How to complete this task — Search the entries below for the string "derechos" and copy the lines that hold it.

Page transcription dataset items —
================================

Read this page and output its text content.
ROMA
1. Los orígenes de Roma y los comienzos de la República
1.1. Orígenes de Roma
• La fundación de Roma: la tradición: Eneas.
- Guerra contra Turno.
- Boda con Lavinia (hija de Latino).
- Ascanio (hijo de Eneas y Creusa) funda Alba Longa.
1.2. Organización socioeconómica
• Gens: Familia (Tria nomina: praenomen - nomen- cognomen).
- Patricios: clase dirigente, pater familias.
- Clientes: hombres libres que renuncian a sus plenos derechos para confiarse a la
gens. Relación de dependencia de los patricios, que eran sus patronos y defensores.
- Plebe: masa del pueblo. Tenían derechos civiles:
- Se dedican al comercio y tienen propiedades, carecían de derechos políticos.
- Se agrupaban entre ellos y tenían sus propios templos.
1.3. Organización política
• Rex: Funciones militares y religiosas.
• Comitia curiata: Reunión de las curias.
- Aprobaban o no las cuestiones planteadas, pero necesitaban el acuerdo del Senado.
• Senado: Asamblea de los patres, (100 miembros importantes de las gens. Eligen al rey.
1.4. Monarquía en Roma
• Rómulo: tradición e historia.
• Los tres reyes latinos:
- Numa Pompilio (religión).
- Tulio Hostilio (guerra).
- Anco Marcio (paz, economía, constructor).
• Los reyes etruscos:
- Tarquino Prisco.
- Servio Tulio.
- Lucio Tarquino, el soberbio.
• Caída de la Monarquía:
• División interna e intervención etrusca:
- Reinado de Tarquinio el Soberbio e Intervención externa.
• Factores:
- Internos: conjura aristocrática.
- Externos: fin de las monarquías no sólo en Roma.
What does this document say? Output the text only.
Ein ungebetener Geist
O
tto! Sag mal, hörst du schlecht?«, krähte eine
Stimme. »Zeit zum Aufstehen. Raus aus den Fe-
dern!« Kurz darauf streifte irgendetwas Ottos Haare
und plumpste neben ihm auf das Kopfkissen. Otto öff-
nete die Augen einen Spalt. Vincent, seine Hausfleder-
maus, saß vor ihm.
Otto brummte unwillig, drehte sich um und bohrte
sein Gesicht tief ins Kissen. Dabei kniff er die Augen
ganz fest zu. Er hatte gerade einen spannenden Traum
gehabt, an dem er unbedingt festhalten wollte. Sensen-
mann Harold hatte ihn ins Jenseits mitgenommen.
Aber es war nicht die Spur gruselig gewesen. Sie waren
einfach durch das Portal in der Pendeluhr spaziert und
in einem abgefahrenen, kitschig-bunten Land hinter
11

================================

Answer to this exercise —
- Clientes: hombres libres que renuncian a sus plenos derechos para confiarse a la
- Plebe: masa del pueblo. Tenían derechos civiles:
- Se dedican al comercio y tienen propiedades, carecían de derechos políticos.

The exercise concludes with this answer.